Instructions for the task :: Find each line containing the string "footer". Copy it.

━━━━━ Given records ━━━━━

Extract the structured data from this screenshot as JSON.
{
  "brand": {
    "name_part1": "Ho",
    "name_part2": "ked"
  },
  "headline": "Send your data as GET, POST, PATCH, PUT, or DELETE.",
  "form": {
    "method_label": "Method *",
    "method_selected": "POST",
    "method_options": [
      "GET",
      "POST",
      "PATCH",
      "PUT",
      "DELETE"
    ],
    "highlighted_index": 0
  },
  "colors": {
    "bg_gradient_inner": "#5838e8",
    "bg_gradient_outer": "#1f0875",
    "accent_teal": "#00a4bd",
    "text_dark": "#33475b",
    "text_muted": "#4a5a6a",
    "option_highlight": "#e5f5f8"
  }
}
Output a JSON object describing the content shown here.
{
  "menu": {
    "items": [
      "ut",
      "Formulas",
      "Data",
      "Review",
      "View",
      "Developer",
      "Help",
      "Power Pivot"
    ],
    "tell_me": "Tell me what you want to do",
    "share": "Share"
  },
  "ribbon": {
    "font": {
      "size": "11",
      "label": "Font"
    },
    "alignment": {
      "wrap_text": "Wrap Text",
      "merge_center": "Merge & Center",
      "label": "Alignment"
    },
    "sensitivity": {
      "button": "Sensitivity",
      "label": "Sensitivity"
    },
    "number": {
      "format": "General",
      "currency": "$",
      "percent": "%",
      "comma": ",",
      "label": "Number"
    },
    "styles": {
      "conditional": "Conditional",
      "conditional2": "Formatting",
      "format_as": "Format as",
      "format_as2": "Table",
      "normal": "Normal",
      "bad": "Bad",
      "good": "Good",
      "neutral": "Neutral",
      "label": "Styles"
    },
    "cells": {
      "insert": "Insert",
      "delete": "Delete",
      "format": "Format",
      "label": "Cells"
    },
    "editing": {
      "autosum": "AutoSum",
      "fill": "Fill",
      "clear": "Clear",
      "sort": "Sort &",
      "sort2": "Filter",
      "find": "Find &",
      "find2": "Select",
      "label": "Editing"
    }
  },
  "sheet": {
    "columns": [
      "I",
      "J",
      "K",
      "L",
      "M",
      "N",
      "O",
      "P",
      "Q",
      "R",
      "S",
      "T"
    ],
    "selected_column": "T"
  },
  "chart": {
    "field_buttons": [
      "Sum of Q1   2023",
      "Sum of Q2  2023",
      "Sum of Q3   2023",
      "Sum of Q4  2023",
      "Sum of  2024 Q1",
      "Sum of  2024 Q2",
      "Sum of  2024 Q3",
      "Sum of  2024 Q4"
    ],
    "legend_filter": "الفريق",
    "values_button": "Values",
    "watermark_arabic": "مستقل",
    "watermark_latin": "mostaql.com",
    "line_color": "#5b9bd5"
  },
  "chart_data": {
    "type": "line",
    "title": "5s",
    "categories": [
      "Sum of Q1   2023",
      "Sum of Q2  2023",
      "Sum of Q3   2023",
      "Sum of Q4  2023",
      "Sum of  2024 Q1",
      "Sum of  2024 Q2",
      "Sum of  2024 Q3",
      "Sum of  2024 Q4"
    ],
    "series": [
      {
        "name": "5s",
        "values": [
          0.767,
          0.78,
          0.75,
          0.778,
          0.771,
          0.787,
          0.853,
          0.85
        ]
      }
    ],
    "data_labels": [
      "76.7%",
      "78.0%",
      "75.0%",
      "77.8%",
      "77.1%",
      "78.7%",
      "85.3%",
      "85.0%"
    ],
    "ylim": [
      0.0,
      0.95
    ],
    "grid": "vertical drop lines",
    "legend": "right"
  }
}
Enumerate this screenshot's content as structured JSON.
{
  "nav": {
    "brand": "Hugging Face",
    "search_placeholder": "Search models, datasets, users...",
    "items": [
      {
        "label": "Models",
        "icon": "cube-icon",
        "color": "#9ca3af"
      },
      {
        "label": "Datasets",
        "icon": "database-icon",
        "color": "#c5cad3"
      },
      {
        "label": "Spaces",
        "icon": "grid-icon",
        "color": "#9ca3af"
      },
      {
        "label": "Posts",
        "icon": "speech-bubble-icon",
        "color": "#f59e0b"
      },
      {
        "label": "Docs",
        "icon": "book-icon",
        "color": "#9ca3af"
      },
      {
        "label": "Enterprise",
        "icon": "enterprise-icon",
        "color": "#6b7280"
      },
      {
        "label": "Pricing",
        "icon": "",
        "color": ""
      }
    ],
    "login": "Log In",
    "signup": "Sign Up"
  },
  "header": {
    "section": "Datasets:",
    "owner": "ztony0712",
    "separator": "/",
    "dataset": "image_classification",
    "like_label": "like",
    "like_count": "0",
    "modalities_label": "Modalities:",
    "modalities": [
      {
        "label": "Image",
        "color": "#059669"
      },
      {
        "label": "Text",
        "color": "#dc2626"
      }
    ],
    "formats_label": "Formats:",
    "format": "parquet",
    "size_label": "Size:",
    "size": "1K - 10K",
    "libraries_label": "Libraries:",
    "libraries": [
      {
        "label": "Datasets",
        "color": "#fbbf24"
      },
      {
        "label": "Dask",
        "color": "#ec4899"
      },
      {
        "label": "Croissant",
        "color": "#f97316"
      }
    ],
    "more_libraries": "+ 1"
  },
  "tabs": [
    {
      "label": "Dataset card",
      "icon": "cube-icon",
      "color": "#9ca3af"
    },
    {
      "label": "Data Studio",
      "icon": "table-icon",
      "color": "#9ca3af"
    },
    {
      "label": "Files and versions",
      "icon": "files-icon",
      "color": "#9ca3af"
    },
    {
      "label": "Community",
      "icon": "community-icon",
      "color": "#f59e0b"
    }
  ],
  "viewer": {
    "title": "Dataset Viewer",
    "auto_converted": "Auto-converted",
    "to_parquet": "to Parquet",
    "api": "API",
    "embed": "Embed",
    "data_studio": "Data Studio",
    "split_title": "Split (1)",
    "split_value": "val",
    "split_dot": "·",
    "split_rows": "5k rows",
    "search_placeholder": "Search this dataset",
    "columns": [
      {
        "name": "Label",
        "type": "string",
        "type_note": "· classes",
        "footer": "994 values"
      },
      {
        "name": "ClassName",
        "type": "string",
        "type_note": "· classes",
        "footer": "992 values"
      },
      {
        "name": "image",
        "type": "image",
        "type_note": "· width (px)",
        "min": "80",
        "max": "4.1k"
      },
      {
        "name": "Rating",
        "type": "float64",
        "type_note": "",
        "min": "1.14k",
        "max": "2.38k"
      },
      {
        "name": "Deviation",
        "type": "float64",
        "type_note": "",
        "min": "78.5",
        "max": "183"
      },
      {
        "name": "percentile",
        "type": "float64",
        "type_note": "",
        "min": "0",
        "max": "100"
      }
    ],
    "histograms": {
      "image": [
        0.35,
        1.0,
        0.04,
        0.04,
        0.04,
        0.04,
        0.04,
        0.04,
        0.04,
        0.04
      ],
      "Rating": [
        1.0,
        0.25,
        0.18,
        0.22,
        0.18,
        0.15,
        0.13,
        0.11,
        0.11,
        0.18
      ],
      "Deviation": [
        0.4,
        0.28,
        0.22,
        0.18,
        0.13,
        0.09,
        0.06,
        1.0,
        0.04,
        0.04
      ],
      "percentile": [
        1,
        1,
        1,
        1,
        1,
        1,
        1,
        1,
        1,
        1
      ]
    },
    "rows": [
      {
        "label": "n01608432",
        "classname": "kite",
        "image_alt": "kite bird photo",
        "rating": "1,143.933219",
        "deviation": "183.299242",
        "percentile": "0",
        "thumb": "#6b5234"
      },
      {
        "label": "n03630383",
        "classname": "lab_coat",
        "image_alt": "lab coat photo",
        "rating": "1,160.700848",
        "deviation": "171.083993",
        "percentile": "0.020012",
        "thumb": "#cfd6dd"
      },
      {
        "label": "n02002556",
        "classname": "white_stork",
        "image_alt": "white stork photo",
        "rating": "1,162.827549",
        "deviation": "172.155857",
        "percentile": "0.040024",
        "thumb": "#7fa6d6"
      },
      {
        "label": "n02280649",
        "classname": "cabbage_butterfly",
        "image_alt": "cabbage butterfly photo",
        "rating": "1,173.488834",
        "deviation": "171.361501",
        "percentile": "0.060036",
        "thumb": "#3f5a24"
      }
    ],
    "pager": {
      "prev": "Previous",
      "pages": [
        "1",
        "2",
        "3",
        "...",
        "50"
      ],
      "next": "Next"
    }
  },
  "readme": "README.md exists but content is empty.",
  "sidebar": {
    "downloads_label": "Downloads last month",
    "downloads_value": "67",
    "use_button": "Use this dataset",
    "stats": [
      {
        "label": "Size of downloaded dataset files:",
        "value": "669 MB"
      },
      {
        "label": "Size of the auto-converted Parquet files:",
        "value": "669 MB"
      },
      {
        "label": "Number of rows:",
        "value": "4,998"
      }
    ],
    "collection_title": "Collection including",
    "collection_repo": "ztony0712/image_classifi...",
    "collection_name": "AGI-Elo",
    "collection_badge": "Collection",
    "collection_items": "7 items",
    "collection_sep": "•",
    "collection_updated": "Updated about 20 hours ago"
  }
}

━━━━━

The result ::
        "footer": "994 values"
        "footer": "992 values"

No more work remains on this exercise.